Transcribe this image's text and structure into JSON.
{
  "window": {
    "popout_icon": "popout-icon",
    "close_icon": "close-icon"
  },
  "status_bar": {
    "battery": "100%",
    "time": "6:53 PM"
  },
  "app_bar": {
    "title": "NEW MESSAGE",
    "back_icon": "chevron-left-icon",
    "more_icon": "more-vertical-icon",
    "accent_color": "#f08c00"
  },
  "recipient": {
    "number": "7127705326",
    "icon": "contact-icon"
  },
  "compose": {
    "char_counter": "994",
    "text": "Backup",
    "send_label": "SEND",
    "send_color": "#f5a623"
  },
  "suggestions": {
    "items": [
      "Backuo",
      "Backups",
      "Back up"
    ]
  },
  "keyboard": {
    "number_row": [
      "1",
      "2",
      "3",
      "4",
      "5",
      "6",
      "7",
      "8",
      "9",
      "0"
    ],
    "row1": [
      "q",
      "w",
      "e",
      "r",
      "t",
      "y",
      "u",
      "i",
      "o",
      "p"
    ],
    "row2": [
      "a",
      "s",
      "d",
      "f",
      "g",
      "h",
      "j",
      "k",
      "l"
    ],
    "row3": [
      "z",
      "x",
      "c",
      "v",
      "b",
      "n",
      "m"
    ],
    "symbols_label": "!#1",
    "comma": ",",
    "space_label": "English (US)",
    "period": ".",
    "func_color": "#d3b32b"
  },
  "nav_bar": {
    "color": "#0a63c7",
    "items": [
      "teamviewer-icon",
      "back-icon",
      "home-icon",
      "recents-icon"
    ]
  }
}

————————

TASK DETAILS » Some lines of the data above may hold the word "text"; report how many do, and nothing else.

OUTPUT FOR THIS TASK » 2